Challenge: Return the whole listing exactly as it stands.

(A run of records)
···

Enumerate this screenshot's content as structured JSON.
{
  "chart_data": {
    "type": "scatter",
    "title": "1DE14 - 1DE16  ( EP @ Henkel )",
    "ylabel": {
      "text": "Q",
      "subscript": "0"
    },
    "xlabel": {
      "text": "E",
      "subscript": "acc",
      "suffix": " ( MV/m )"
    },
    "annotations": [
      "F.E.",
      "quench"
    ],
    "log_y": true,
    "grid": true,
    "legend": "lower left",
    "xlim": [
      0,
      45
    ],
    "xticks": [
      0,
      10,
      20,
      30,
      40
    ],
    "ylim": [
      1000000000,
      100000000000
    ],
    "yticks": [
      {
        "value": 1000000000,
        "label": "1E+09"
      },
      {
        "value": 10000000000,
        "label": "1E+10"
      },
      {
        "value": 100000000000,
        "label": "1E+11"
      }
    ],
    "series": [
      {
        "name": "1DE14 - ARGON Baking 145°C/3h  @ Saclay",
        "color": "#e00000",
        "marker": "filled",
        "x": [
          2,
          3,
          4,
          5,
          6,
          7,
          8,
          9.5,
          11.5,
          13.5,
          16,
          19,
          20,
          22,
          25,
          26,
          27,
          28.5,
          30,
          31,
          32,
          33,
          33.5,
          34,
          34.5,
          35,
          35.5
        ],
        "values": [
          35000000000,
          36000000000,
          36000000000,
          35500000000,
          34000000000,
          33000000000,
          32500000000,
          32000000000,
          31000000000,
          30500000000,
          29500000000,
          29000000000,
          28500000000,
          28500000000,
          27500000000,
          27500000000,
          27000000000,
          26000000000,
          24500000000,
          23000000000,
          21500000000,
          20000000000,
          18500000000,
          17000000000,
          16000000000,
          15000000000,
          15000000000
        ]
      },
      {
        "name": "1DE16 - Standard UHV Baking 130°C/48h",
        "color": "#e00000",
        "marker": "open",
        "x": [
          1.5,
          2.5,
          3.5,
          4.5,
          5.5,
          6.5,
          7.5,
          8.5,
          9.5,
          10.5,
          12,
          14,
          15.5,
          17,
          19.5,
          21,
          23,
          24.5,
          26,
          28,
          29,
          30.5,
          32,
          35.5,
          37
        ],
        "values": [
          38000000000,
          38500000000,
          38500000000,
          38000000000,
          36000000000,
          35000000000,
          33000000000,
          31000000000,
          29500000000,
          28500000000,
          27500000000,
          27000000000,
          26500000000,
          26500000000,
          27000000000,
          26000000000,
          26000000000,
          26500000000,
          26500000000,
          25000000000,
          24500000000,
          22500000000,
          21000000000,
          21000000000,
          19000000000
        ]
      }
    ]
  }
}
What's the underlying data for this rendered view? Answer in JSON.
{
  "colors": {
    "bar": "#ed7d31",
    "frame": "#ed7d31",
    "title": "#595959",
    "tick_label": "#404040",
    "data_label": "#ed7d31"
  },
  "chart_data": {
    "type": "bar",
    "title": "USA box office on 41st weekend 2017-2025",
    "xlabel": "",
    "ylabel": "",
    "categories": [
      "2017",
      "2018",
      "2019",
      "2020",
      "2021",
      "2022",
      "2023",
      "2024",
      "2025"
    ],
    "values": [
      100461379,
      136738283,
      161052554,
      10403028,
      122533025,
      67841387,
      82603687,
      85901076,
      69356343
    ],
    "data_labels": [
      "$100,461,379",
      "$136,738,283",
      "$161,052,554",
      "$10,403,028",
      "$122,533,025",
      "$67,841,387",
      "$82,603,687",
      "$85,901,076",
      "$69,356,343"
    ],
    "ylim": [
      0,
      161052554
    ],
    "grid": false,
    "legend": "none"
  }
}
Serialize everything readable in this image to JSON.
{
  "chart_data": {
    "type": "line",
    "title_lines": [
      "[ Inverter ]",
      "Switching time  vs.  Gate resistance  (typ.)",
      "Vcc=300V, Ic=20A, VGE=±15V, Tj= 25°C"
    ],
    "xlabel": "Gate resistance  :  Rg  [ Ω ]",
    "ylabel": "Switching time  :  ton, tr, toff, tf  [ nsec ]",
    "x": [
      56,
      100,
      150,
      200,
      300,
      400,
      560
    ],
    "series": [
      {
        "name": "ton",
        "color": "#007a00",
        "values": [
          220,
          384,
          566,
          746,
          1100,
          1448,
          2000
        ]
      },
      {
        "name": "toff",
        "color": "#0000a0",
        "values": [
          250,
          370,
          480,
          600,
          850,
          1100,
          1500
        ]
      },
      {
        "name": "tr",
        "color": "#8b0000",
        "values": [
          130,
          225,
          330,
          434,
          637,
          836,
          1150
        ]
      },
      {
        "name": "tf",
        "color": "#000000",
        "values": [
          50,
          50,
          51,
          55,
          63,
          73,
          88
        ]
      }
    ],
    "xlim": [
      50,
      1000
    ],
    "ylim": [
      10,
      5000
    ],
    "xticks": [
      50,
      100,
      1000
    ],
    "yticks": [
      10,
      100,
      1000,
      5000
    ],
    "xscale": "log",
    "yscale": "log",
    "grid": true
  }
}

···

Task response:
Enumerate this screenshot's content as structured JSON.
{
  "chart_data": {
    "type": "scatter",
    "title": "1DE14 - 1DE16  ( EP @ Henkel )",
    "ylabel": {
      "text": "Q",
      "subscript": "0"
    },
    "xlabel": {
      "text": "E",
      "subscript": "acc",
      "suffix": " ( MV/m )"
    },
    "annotations": [
      "F.E.",
      "quench"
    ],
    "log_y": true,
    "grid": true,
    "legend": "lower left",
    "xlim": [
      0,
      45
    ],
    "xticks": [
      0,
      10,
      20,
      30,
      40
    ],
    "ylim": [
      1000000000,
      100000000000
    ],
    "yticks": [
      {
        "value": 1000000000,
        "label": "1E+09"
      },
      {
        "value": 10000000000,
        "label": "1E+10"
      },
      {
        "value": 100000000000,
        "label": "1E+11"
      }
    ],
    "series": [
      {
        "name": "1DE14 - ARGON Baking 145°C/3h  @ Saclay",
        "color": "#e00000",
        "marker": "filled",
        "x": [
          2,
          3,
          4,
          5,
          6,
          7,
          8,
          9.5,
          11.5,
          13.5,
          16,
          19,
          20,
          22,
          25,
          26,
          27,
          28.5,
          30,
          31,
          32,
          33,
          33.5,
          34,
          34.5,
          35,
          35.5
        ],
        "values": [
          35000000000,
          36000000000,
          36000000000,
          35500000000,
          34000000000,
          33000000000,
          32500000000,
          32000000000,
          31000000000,
          30500000000,
          29500000000,
          29000000000,
          28500000000,
          28500000000,
          27500000000,
          27500000000,
          27000000000,
          26000000000,
          24500000000,
          23000000000,
          21500000000,
          20000000000,
          18500000000,
          17000000000,
          16000000000,
          15000000000,
          15000000000
        ]
      },
      {
        "name": "1DE16 - Standard UHV Baking 130°C/48h",
        "color": "#e00000",
        "marker": "open",
        "x": [
          1.5,
          2.5,
          3.5,
          4.5,
          5.5,
          6.5,
          7.5,
          8.5,
          9.5,
          10.5,
          12,
          14,
          15.5,
          17,
          19.5,
          21,
          23,
          24.5,
          26,
          28,
          29,
          30.5,
          32,
          35.5,
          37
        ],
        "values": [
          38000000000,
          38500000000,
          38500000000,
          38000000000,
          36000000000,
          35000000000,
          33000000000,
          31000000000,
          29500000000,
          28500000000,
          27500000000,
          27000000000,
          26500000000,
          26500000000,
          27000000000,
          26000000000,
          26000000000,
          26500000000,
          26500000000,
          25000000000,
          24500000000,
          22500000000,
          21000000000,
          21000000000,
          19000000000
        ]
      }
    ]
  }
}
What's the underlying data for this rendered view? Answer in JSON.
{
  "colors": {
    "bar": "#ed7d31",
    "frame": "#ed7d31",
    "title": "#595959",
    "tick_label": "#404040",
    "data_label": "#ed7d31"
  },
  "chart_data": {
    "type": "bar",
    "title": "USA box office on 41st weekend 2017-2025",
    "xlabel": "",
    "ylabel": "",
    "categories": [
      "2017",
      "2018",
      "2019",
      "2020",
      "2021",
      "2022",
      "2023",
      "2024",
      "2025"
    ],
    "values": [
      100461379,
      136738283,
      161052554,
      10403028,
      122533025,
      67841387,
      82603687,
      85901076,
      69356343
    ],
    "data_labels": [
      "$100,461,379",
      "$136,738,283",
      "$161,052,554",
      "$10,403,028",
      "$122,533,025",
      "$67,841,387",
      "$82,603,687",
      "$85,901,076",
      "$69,356,343"
    ],
    "ylim": [
      0,
      161052554
    ],
    "grid": false,
    "legend": "none"
  }
}
Serialize everything readable in this image to JSON.
{
  "chart_data": {
    "type": "line",
    "title_lines": [
      "[ Inverter ]",
      "Switching time  vs.  Gate resistance  (typ.)",
      "Vcc=300V, Ic=20A, VGE=±15V, Tj= 25°C"
    ],
    "xlabel": "Gate resistance  :  Rg  [ Ω ]",
    "ylabel": "Switching time  :  ton, tr, toff, tf  [ nsec ]",
    "x": [
      56,
      100,
      150,
      200,
      300,
      400,
      560
    ],
    "series": [
      {
        "name": "ton",
        "color": "#007a00",
        "values": [
          220,
          384,
          566,
          746,
          1100,
          1448,
          2000
        ]
      },
      {
        "name": "toff",
        "color": "#0000a0",
        "values": [
          250,
          370,
          480,
          600,
          850,
          1100,
          1500
        ]
      },
      {
        "name": "tr",
        "color": "#8b0000",
        "values": [
          130,
          225,
          330,
          434,
          637,
          836,
          1150
        ]
      },
      {
        "name": "tf",
        "color": "#000000",
        "values": [
          50,
          50,
          51,
          55,
          63,
          73,
          88
        ]
      }
    ],
    "xlim": [
      50,
      1000
    ],
    "ylim": [
      10,
      5000
    ],
    "xticks": [
      50,
      100,
      1000
    ],
    "yticks": [
      10,
      100,
      1000,
      5000
    ],
    "xscale": "log",
    "yscale": "log",
    "grid": true
  }
}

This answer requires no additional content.